■ **Problem description**: Can you find the lines of the listing that include "boards" and copy every one?

■ **Stored data**:
+ + + +
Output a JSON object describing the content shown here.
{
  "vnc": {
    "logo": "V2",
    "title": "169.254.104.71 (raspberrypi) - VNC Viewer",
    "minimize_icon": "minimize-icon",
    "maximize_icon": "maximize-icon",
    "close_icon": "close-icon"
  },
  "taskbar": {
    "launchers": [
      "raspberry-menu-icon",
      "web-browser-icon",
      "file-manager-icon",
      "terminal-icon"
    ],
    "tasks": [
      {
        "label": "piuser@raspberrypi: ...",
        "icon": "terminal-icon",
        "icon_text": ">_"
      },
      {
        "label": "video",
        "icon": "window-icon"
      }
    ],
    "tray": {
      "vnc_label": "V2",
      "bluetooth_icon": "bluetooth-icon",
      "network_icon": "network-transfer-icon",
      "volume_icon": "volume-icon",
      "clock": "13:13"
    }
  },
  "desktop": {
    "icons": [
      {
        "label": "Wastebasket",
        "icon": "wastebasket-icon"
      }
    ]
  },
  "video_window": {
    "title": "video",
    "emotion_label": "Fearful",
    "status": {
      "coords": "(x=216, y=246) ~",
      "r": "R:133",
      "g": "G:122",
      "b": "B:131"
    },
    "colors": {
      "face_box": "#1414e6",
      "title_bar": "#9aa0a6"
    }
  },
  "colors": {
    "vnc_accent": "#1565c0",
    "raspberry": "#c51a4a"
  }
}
+ + + +
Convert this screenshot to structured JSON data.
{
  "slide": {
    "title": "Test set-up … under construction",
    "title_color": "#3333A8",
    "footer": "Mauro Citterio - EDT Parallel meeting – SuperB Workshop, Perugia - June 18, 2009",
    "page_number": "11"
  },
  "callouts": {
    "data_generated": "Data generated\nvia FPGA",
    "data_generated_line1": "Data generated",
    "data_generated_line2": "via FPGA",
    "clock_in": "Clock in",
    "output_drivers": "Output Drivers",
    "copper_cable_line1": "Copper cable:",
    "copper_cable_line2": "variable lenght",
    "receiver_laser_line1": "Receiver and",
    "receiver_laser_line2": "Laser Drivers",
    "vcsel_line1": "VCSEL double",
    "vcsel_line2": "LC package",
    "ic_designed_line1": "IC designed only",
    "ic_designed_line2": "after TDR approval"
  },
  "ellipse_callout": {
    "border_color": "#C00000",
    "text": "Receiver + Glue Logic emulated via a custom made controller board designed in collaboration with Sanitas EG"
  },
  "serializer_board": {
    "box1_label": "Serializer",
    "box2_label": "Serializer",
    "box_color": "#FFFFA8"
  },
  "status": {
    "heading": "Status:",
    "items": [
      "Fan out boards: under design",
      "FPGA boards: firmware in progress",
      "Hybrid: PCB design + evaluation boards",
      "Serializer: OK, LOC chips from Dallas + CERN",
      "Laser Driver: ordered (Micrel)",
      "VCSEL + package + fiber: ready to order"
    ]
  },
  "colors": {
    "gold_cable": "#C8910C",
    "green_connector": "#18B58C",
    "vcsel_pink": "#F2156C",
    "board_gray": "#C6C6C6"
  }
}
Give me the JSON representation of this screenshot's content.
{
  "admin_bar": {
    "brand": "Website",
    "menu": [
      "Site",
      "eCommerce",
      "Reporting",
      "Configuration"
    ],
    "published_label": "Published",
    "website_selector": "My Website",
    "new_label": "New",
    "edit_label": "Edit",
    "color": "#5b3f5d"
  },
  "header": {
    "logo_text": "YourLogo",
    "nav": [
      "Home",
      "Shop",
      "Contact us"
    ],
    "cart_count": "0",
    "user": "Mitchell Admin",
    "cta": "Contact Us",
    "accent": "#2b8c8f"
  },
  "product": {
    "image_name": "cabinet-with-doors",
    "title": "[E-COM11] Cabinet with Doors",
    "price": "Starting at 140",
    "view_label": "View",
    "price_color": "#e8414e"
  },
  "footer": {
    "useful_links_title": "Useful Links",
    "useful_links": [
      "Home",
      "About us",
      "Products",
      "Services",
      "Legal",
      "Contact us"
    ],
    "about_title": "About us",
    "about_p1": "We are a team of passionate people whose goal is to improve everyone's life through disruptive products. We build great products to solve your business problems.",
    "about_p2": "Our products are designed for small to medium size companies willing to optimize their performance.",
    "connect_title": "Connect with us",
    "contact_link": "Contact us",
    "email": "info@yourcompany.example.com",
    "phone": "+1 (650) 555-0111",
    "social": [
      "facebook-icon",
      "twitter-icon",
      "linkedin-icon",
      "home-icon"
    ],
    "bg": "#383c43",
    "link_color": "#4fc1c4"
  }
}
+ + + +
■ **Result of the exercise**:
      "Fan out boards: under design",
      "FPGA boards: firmware in progress",
      "Hybrid: PCB design + evaluation boards",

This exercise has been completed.